EXERCISE - List each line of the data that holds the string "color".

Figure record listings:
——

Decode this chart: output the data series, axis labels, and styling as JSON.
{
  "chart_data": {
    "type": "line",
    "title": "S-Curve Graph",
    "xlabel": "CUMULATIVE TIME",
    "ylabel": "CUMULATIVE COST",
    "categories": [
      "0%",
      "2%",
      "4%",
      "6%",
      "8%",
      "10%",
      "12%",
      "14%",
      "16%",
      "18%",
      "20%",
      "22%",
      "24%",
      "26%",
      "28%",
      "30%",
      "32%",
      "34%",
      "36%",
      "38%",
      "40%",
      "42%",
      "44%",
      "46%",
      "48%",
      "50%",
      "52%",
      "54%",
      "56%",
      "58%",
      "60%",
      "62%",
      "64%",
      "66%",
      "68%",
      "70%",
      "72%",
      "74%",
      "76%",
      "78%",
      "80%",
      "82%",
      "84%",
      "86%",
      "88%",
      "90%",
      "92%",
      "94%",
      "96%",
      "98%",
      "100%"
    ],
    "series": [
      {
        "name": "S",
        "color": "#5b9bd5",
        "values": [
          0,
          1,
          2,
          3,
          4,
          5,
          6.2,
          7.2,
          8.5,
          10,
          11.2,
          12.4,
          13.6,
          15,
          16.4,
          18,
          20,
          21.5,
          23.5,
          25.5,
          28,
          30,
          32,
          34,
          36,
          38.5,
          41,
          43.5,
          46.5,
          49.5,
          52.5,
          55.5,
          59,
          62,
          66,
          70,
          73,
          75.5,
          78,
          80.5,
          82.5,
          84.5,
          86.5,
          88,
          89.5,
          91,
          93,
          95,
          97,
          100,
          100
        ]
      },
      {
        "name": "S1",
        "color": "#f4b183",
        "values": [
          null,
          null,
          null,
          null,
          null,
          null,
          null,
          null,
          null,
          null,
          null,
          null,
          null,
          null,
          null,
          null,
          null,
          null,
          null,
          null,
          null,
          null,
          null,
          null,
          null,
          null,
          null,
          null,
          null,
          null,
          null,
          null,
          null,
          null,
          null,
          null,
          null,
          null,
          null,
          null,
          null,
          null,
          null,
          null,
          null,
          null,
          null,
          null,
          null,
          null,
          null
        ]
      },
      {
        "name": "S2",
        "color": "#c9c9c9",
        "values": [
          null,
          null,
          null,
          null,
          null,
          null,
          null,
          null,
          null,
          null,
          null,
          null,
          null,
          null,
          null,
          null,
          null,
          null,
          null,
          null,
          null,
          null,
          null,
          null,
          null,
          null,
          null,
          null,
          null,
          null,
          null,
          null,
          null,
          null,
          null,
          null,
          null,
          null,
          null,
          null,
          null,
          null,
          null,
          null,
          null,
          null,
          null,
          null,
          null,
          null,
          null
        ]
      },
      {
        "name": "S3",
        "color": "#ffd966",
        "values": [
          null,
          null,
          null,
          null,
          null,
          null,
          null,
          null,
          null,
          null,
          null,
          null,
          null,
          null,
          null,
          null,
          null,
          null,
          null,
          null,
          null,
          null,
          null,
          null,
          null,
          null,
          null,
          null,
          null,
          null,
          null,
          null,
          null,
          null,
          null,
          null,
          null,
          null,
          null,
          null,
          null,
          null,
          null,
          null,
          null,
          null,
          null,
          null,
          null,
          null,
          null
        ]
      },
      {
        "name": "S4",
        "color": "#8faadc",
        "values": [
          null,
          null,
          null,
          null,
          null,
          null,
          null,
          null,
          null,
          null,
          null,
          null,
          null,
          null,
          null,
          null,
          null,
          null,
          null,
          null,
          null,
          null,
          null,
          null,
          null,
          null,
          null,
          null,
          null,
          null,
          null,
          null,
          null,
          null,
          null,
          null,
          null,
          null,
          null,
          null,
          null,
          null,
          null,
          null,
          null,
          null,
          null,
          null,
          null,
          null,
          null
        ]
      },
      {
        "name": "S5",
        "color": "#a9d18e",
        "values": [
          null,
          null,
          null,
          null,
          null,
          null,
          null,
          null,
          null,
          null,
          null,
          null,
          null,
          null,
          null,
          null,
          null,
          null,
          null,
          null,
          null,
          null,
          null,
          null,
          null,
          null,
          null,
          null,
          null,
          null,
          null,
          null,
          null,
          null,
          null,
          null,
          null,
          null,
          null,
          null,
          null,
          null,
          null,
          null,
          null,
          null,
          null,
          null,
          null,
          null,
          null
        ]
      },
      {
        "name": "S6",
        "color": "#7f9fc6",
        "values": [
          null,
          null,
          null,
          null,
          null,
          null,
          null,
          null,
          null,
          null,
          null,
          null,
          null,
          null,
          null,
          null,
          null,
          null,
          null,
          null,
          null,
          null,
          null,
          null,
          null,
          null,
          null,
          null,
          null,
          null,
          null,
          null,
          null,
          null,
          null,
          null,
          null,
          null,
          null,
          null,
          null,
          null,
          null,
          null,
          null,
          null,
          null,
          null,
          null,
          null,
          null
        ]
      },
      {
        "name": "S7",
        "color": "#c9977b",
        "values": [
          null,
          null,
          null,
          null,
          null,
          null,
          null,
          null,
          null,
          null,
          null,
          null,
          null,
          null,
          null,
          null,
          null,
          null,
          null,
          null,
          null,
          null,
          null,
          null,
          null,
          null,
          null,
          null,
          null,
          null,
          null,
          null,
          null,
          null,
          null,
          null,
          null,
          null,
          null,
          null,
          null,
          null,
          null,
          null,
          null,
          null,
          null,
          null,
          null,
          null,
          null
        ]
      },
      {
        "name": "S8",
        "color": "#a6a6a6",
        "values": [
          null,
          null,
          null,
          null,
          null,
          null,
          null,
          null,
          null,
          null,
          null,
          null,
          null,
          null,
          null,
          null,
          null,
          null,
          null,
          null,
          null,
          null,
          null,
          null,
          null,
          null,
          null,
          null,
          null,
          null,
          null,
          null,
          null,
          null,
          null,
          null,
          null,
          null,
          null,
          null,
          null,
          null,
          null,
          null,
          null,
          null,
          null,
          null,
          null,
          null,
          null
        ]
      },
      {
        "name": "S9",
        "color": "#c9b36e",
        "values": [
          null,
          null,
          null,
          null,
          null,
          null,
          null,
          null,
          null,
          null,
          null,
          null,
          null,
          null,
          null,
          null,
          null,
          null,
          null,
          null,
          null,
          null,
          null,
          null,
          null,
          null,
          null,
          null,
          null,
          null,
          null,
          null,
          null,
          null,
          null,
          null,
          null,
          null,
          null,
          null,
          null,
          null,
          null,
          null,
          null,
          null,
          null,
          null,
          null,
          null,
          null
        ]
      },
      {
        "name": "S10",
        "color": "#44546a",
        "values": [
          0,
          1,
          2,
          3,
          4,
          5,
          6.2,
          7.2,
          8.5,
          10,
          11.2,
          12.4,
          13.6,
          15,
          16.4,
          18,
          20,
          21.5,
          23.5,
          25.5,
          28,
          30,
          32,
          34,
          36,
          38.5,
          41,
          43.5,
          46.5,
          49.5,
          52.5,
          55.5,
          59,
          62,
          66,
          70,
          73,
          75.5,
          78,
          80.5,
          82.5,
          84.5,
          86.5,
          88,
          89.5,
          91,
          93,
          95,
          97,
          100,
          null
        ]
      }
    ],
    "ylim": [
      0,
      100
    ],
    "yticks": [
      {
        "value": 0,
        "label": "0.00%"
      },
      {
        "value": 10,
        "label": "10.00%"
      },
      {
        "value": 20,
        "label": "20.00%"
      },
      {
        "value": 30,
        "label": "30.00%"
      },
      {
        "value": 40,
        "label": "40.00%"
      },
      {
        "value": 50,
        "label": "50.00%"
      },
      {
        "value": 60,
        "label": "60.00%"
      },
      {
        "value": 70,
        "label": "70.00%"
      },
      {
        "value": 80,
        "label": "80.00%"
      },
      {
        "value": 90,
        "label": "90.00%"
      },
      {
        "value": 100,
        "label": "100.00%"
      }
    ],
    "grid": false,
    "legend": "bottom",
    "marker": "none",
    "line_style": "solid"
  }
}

——

RESPONSE TO THE EXERCISE -
        "color": "#5b9bd5",
        "color": "#f4b183",
        "color": "#c9c9c9",
        "color": "#ffd966",
        "color": "#8faadc",
        "color": "#a9d18e",
        "color": "#7f9fc6",
        "color": "#c9977b",
        "color": "#a6a6a6",
        "color": "#c9b36e",
        "color": "#44546a",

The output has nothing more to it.